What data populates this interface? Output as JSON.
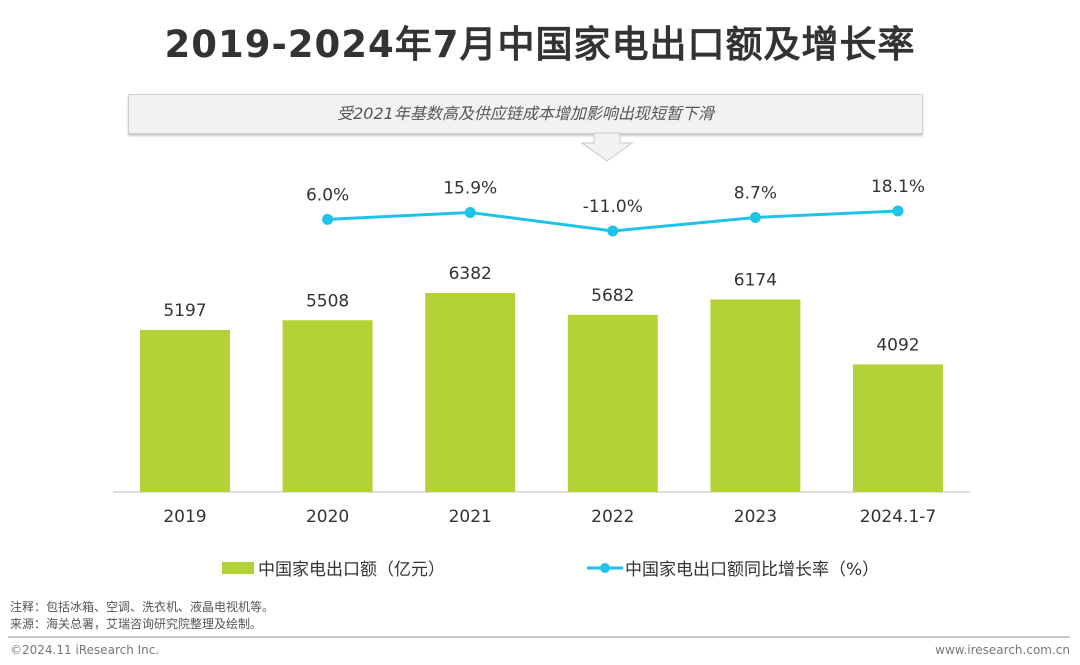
{
  "title": "2019-2024年7月中国家电出口额及增长率",
  "callout": "受2021年基数高及供应链成本增加影响出现短暂下滑",
  "chart_data": {
    "type": "bar+line",
    "categories": [
      "2019",
      "2020",
      "2021",
      "2022",
      "2023",
      "2024.1-7"
    ],
    "series": [
      {
        "name": "中国家电出口额（亿元）",
        "type": "bar",
        "color": "#b2d235",
        "values": [
          5197,
          5508,
          6382,
          5682,
          6174,
          4092
        ],
        "labels": [
          "5197",
          "5508",
          "6382",
          "5682",
          "6174",
          "4092"
        ]
      },
      {
        "name": "中国家电出口额同比增长率（%）",
        "type": "line",
        "color": "#1fc3ea",
        "values": [
          null,
          6.0,
          15.9,
          -11.0,
          8.7,
          18.1
        ],
        "labels": [
          "",
          "6.0%",
          "15.9%",
          "-11.0%",
          "8.7%",
          "18.1%"
        ]
      }
    ],
    "bar_ylim": [
      0,
      7000
    ],
    "line_ylim": [
      -11,
      18.1
    ],
    "grid": false,
    "legend_position": "bottom"
  },
  "notes": {
    "note": "注释：包括冰箱、空调、洗衣机、液晶电视机等。",
    "source": "来源：海关总署，艾瑞咨询研究院整理及绘制。"
  },
  "footer": {
    "copyright": "©2024.11 iResearch Inc.",
    "website": "www.iresearch.com.cn"
  }
}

◆ **Given request**:
Copy the material shown above in full and exactly. Skip the pictures.

◆ **Output**:
What data populates this interface? Output as JSON.
{
  "title": "2019-2024年7月中国家电出口额及增长率",
  "callout": "受2021年基数高及供应链成本增加影响出现短暂下滑",
  "chart_data": {
    "type": "bar+line",
    "categories": [
      "2019",
      "2020",
      "2021",
      "2022",
      "2023",
      "2024.1-7"
    ],
    "series": [
      {
        "name": "中国家电出口额（亿元）",
        "type": "bar",
        "color": "#b2d235",
        "values": [
          5197,
          5508,
          6382,
          5682,
          6174,
          4092
        ],
        "labels": [
          "5197",
          "5508",
          "6382",
          "5682",
          "6174",
          "4092"
        ]
      },
      {
        "name": "中国家电出口额同比增长率（%）",
        "type": "line",
        "color": "#1fc3ea",
        "values": [
          null,
          6.0,
          15.9,
          -11.0,
          8.7,
          18.1
        ],
        "labels": [
          "",
          "6.0%",
          "15.9%",
          "-11.0%",
          "8.7%",
          "18.1%"
        ]
      }
    ],
    "bar_ylim": [
      0,
      7000
    ],
    "line_ylim": [
      -11,
      18.1
    ],
    "grid": false,
    "legend_position": "bottom"
  },
  "notes": {
    "note": "注释：包括冰箱、空调、洗衣机、液晶电视机等。",
    "source": "来源：海关总署，艾瑞咨询研究院整理及绘制。"
  },
  "footer": {
    "copyright": "©2024.11 iResearch Inc.",
    "website": "www.iresearch.com.cn"
  }
}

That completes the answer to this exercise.